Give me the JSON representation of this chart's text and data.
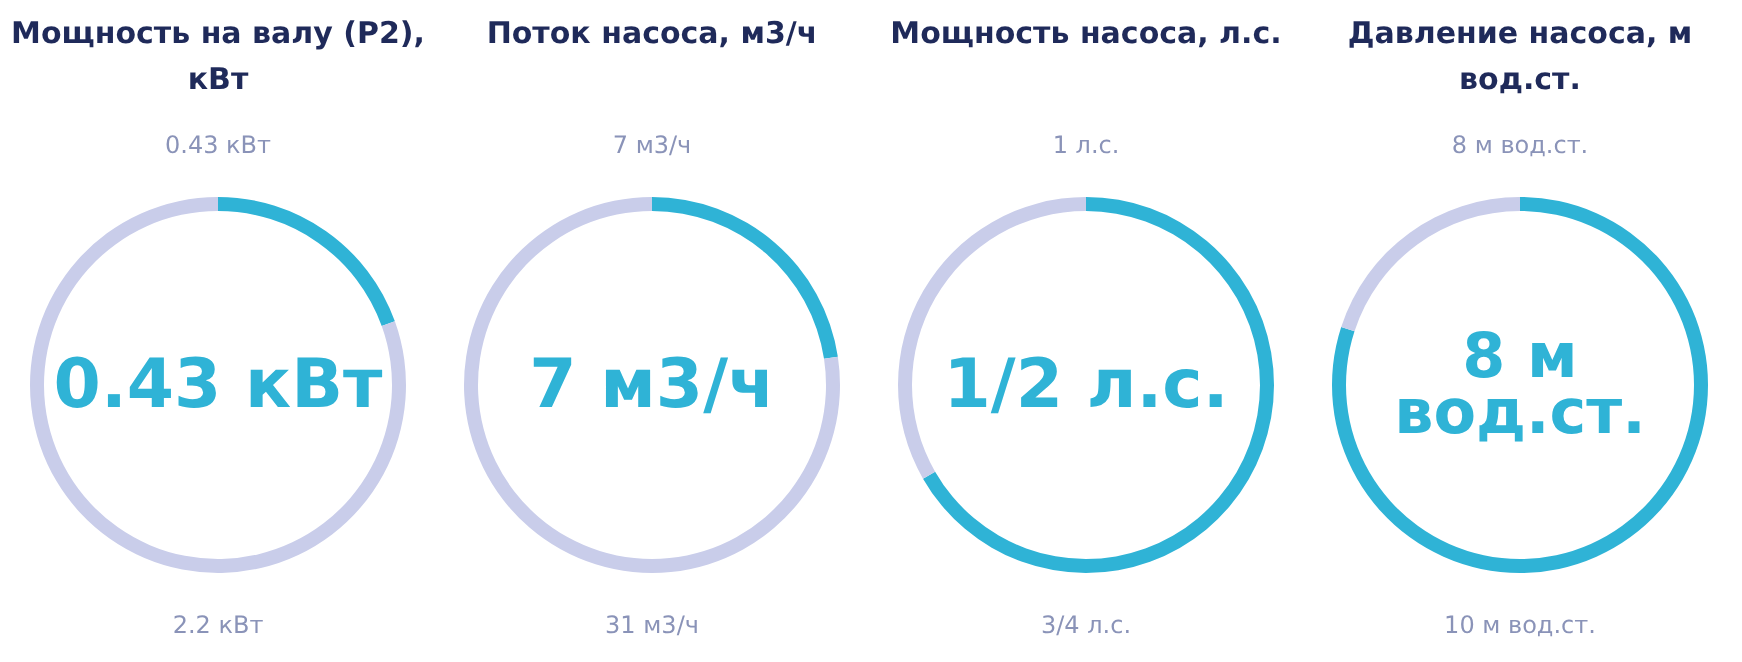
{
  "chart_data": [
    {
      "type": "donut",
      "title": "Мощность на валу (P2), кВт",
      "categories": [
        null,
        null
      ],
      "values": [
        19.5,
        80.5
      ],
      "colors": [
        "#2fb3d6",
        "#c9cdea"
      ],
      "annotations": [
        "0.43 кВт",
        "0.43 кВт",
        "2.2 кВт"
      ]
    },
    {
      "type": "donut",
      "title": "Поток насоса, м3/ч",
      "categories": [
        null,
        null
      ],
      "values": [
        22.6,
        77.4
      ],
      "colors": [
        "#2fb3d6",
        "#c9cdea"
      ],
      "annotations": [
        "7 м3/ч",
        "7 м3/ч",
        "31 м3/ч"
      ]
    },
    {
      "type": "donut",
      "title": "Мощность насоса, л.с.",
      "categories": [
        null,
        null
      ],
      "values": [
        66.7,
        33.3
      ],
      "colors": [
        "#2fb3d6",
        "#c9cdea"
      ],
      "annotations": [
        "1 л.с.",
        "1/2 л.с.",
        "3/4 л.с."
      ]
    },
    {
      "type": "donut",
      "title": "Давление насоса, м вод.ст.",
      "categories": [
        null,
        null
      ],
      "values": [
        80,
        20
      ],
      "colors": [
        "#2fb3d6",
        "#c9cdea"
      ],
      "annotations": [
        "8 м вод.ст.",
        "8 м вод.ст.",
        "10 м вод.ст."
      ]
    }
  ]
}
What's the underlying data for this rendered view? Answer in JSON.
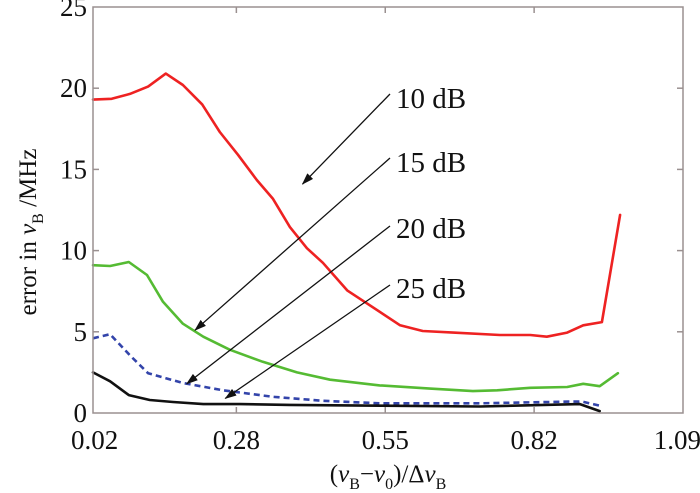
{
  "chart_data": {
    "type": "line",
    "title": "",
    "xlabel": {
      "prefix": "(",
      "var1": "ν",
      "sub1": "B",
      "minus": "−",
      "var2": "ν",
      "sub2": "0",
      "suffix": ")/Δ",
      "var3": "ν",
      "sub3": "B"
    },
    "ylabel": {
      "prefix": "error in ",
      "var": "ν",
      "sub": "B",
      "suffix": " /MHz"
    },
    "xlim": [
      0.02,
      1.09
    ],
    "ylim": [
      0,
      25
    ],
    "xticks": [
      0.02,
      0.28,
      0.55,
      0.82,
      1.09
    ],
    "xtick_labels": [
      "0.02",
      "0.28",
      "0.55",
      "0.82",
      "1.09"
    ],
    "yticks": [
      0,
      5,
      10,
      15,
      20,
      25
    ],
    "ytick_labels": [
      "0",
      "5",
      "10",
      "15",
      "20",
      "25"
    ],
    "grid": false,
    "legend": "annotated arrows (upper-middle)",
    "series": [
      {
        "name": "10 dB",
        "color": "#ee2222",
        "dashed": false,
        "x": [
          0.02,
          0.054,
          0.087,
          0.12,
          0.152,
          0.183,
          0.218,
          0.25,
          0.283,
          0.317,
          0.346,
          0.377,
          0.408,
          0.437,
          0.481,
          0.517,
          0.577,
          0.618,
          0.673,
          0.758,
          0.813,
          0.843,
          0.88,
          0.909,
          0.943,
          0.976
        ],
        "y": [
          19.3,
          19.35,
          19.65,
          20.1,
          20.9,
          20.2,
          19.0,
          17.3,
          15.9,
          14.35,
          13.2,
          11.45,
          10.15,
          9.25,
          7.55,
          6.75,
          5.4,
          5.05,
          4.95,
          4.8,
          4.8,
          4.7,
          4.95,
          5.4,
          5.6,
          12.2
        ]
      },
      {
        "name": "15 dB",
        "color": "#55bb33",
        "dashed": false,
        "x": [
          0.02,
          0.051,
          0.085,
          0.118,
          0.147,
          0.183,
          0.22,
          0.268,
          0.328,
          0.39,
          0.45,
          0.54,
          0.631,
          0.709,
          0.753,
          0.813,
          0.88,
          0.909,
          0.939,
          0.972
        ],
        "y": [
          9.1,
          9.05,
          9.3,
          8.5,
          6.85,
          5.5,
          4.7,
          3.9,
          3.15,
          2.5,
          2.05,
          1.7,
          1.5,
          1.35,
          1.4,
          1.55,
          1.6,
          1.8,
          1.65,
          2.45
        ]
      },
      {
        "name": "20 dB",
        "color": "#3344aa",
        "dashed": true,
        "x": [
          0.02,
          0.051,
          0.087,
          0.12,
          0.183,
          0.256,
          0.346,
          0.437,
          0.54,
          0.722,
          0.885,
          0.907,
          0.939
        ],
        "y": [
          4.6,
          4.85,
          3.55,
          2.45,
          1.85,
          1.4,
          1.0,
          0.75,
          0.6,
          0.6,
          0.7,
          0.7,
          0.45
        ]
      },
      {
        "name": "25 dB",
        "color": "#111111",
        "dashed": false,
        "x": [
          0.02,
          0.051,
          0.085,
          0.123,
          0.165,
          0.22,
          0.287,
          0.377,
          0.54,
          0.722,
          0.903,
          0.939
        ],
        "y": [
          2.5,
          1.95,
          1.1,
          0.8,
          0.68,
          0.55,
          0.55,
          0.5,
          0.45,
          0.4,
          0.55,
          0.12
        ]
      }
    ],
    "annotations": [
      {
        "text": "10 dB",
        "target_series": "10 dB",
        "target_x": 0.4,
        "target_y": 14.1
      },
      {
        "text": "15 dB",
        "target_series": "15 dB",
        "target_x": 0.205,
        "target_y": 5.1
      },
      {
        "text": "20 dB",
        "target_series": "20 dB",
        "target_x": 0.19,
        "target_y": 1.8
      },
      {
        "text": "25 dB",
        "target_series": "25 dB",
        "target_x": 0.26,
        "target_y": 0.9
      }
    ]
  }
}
------
◆ Problem to solve:
Leave out the pictures and transcribe the entries above exactly.

◆ Result of the exercise:
Give me the JSON representation of this chart's text and data.
{
  "chart_data": [
    {
      "type": "donut",
      "title": "Мощность на валу (P2), кВт",
      "categories": [
        null,
        null
      ],
      "values": [
        19.5,
        80.5
      ],
      "colors": [
        "#2fb3d6",
        "#c9cdea"
      ],
      "annotations": [
        "0.43 кВт",
        "0.43 кВт",
        "2.2 кВт"
      ]
    },
    {
      "type": "donut",
      "title": "Поток насоса, м3/ч",
      "categories": [
        null,
        null
      ],
      "values": [
        22.6,
        77.4
      ],
      "colors": [
        "#2fb3d6",
        "#c9cdea"
      ],
      "annotations": [
        "7 м3/ч",
        "7 м3/ч",
        "31 м3/ч"
      ]
    },
    {
      "type": "donut",
      "title": "Мощность насоса, л.с.",
      "categories": [
        null,
        null
      ],
      "values": [
        66.7,
        33.3
      ],
      "colors": [
        "#2fb3d6",
        "#c9cdea"
      ],
      "annotations": [
        "1 л.с.",
        "1/2 л.с.",
        "3/4 л.с."
      ]
    },
    {
      "type": "donut",
      "title": "Давление насоса, м вод.ст.",
      "categories": [
        null,
        null
      ],
      "values": [
        80,
        20
      ],
      "colors": [
        "#2fb3d6",
        "#c9cdea"
      ],
      "annotations": [
        "8 м вод.ст.",
        "8 м вод.ст.",
        "10 м вод.ст."
      ]
    }
  ]
}
What's the underlying data for this rendered view? Answer in JSON.
{
  "chart_data": {
    "type": "line",
    "title": "",
    "xlabel": {
      "prefix": "(",
      "var1": "ν",
      "sub1": "B",
      "minus": "−",
      "var2": "ν",
      "sub2": "0",
      "suffix": ")/Δ",
      "var3": "ν",
      "sub3": "B"
    },
    "ylabel": {
      "prefix": "error in ",
      "var": "ν",
      "sub": "B",
      "suffix": " /MHz"
    },
    "xlim": [
      0.02,
      1.09
    ],
    "ylim": [
      0,
      25
    ],
    "xticks": [
      0.02,
      0.28,
      0.55,
      0.82,
      1.09
    ],
    "xtick_labels": [
      "0.02",
      "0.28",
      "0.55",
      "0.82",
      "1.09"
    ],
    "yticks": [
      0,
      5,
      10,
      15,
      20,
      25
    ],
    "ytick_labels": [
      "0",
      "5",
      "10",
      "15",
      "20",
      "25"
    ],
    "grid": false,
    "legend": "annotated arrows (upper-middle)",
    "series": [
      {
        "name": "10 dB",
        "color": "#ee2222",
        "dashed": false,
        "x": [
          0.02,
          0.054,
          0.087,
          0.12,
          0.152,
          0.183,
          0.218,
          0.25,
          0.283,
          0.317,
          0.346,
          0.377,
          0.408,
          0.437,
          0.481,
          0.517,
          0.577,
          0.618,
          0.673,
          0.758,
          0.813,
          0.843,
          0.88,
          0.909,
          0.943,
          0.976
        ],
        "y": [
          19.3,
          19.35,
          19.65,
          20.1,
          20.9,
          20.2,
          19.0,
          17.3,
          15.9,
          14.35,
          13.2,
          11.45,
          10.15,
          9.25,
          7.55,
          6.75,
          5.4,
          5.05,
          4.95,
          4.8,
          4.8,
          4.7,
          4.95,
          5.4,
          5.6,
          12.2
        ]
      },
      {
        "name": "15 dB",
        "color": "#55bb33",
        "dashed": false,
        "x": [
          0.02,
          0.051,
          0.085,
          0.118,
          0.147,
          0.183,
          0.22,
          0.268,
          0.328,
          0.39,
          0.45,
          0.54,
          0.631,
          0.709,
          0.753,
          0.813,
          0.88,
          0.909,
          0.939,
          0.972
        ],
        "y": [
          9.1,
          9.05,
          9.3,
          8.5,
          6.85,
          5.5,
          4.7,
          3.9,
          3.15,
          2.5,
          2.05,
          1.7,
          1.5,
          1.35,
          1.4,
          1.55,
          1.6,
          1.8,
          1.65,
          2.45
        ]
      },
      {
        "name": "20 dB",
        "color": "#3344aa",
        "dashed": true,
        "x": [
          0.02,
          0.051,
          0.087,
          0.12,
          0.183,
          0.256,
          0.346,
          0.437,
          0.54,
          0.722,
          0.885,
          0.907,
          0.939
        ],
        "y": [
          4.6,
          4.85,
          3.55,
          2.45,
          1.85,
          1.4,
          1.0,
          0.75,
          0.6,
          0.6,
          0.7,
          0.7,
          0.45
        ]
      },
      {
        "name": "25 dB",
        "color": "#111111",
        "dashed": false,
        "x": [
          0.02,
          0.051,
          0.085,
          0.123,
          0.165,
          0.22,
          0.287,
          0.377,
          0.54,
          0.722,
          0.903,
          0.939
        ],
        "y": [
          2.5,
          1.95,
          1.1,
          0.8,
          0.68,
          0.55,
          0.55,
          0.5,
          0.45,
          0.4,
          0.55,
          0.12
        ]
      }
    ],
    "annotations": [
      {
        "text": "10 dB",
        "target_series": "10 dB",
        "target_x": 0.4,
        "target_y": 14.1
      },
      {
        "text": "15 dB",
        "target_series": "15 dB",
        "target_x": 0.205,
        "target_y": 5.1
      },
      {
        "text": "20 dB",
        "target_series": "20 dB",
        "target_x": 0.19,
        "target_y": 1.8
      },
      {
        "text": "25 dB",
        "target_series": "25 dB",
        "target_x": 0.26,
        "target_y": 0.9
      }
    ]
  }
}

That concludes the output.